◆ About this task ◆
In the reference list, which journal published the 2005 paper on ancestral paralogs and pseudoparalogs?
::: Source text :::

    B. Mirkin, T. Fenner, M. Galperin and E. Koonin (2003) Algorithms for computing parsimonious evolutionary scenarios for genome evolution, the last universal common ancestor and dominance of horizontal gene transfer in the evolution of prokaryotes, BMC Evolutionary Biology 2003, 3:2.

    B. Mirkin and E. Koonin (2003) A top-down method for building genome classification trees with linear binary hierarchies, in M. Janowitz, J.-F. Lapointe, F. McMorris, B. Mirkin, and F. Roberts (Eds.) Bioconsensus, DIMACS Series, V. 61, Providence: AMS, 97-112.

    K.S. Makarova, Y.I. Wolf, S.L. Mekhedov, B. Mirkin and E.V. Koonin (2005) Ancestral paralogs and pseudoparalogs and their role in the emergence of the eukaryotic cell, Nucleic Acids Research, 2005, Vol. 33, No. 14, 4626-4638.
::: Data for analysis :::
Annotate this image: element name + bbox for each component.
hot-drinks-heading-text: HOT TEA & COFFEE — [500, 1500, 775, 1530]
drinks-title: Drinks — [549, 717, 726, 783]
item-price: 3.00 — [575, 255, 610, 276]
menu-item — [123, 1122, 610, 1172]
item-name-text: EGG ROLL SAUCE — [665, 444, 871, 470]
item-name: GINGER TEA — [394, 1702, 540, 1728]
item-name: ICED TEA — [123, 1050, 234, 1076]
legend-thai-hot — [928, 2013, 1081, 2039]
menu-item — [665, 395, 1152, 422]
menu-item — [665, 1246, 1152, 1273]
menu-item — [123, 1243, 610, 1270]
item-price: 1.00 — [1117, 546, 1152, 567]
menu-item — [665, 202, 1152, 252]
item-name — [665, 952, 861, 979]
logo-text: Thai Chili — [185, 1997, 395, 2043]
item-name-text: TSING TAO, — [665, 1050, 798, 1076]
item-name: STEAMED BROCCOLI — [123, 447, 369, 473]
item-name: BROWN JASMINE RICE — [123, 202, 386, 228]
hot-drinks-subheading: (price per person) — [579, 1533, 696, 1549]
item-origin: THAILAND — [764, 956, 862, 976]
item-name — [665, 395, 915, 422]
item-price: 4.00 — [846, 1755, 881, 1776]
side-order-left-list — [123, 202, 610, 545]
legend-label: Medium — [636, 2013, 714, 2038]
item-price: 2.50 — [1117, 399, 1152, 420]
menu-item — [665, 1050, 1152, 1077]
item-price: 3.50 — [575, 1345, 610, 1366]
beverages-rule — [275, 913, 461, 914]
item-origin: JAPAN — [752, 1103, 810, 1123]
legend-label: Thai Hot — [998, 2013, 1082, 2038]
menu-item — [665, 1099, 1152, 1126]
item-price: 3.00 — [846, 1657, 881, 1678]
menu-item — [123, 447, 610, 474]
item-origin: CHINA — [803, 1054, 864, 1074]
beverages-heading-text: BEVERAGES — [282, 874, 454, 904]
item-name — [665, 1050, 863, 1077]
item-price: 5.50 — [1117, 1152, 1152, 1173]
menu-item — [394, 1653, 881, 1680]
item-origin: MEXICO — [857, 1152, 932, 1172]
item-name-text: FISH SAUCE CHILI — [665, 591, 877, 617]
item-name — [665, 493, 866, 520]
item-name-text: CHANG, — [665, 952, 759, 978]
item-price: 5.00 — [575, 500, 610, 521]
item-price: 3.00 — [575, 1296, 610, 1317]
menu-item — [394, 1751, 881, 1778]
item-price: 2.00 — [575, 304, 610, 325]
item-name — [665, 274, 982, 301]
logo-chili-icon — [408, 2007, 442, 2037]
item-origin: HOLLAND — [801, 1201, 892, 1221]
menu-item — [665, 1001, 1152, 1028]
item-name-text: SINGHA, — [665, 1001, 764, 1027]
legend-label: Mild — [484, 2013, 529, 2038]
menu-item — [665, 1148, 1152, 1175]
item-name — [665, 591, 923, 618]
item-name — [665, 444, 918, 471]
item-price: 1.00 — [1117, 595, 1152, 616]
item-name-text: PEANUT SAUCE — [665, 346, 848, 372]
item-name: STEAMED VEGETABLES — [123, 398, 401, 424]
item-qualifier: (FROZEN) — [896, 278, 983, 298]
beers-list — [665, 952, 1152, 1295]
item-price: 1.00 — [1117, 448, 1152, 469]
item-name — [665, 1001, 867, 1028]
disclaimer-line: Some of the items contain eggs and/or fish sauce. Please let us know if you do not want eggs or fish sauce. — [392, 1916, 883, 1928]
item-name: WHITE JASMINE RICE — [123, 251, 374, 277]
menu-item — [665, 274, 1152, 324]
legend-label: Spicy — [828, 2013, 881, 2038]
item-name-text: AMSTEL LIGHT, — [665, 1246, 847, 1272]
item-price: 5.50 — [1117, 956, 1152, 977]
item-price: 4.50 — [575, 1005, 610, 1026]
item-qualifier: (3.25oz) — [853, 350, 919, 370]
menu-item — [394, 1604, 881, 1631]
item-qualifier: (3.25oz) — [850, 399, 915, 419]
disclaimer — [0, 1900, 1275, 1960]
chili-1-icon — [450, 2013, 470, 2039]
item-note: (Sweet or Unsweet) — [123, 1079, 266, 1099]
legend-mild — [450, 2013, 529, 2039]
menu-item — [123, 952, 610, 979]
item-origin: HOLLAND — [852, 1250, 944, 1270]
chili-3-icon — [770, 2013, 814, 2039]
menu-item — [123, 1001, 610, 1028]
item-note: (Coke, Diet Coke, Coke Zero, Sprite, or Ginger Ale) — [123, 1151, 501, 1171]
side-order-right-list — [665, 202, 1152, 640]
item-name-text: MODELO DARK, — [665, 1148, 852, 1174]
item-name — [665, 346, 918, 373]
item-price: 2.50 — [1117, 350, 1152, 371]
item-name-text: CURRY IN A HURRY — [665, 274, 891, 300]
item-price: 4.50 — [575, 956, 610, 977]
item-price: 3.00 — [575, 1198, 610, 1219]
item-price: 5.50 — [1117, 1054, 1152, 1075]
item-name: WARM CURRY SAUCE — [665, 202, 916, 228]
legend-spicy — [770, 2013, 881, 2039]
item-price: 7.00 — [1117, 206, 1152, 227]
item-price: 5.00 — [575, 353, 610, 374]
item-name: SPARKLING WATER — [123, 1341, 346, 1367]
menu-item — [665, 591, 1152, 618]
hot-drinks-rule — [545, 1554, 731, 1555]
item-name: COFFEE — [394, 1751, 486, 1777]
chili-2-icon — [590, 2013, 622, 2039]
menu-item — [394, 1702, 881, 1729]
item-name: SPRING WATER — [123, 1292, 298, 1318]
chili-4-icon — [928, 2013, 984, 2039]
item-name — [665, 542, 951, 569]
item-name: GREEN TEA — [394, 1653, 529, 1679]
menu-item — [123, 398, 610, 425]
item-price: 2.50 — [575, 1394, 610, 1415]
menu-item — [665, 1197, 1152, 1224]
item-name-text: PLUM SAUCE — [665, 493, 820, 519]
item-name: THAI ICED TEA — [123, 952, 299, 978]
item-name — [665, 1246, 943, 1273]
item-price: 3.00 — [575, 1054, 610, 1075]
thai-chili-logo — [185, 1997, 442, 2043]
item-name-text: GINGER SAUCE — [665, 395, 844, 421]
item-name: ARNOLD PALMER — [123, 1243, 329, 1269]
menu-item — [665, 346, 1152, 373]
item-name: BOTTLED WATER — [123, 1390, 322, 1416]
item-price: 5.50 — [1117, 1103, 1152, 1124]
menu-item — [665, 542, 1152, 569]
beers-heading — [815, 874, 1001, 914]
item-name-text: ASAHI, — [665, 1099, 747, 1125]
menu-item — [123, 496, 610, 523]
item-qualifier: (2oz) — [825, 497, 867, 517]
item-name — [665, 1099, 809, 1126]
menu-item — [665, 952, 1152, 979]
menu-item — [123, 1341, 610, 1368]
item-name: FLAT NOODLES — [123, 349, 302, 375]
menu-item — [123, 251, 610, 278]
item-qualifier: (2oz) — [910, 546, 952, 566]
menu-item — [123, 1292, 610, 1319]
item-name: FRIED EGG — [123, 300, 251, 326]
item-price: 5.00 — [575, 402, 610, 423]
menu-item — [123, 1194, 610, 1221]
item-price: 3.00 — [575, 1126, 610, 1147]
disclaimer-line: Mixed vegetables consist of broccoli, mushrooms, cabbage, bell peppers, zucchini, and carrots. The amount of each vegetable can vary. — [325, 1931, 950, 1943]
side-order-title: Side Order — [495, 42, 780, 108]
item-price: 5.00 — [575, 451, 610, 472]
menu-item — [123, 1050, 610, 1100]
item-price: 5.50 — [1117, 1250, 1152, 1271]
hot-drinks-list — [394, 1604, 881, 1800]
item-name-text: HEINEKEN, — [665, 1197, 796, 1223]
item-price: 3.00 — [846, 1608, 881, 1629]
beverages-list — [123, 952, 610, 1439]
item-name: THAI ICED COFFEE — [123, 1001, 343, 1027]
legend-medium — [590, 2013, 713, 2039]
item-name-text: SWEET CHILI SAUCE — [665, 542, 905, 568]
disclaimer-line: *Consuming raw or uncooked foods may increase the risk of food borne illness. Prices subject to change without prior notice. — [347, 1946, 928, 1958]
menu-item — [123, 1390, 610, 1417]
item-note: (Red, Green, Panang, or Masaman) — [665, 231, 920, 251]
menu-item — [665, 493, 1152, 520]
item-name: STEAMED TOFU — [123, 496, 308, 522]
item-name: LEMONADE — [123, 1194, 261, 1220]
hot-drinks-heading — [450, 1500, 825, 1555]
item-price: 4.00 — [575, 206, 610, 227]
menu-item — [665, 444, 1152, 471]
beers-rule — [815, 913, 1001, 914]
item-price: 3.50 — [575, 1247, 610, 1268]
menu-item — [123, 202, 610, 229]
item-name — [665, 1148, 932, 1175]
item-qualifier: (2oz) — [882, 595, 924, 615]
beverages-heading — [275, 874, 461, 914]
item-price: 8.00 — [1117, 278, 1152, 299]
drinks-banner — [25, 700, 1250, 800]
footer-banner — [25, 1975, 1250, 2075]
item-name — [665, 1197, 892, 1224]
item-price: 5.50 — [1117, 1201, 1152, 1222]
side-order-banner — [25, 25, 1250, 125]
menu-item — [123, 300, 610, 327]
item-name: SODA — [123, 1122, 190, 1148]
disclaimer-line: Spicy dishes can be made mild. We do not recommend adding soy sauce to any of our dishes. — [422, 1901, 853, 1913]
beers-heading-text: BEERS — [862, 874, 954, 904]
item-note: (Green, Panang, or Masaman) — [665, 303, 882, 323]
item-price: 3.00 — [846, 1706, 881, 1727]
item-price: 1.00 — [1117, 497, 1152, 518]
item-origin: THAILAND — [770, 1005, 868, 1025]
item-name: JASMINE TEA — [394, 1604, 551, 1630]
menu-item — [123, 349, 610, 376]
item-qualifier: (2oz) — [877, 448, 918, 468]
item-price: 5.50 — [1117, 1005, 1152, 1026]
:::
◆ Task result ◆
Nucleic Acids Research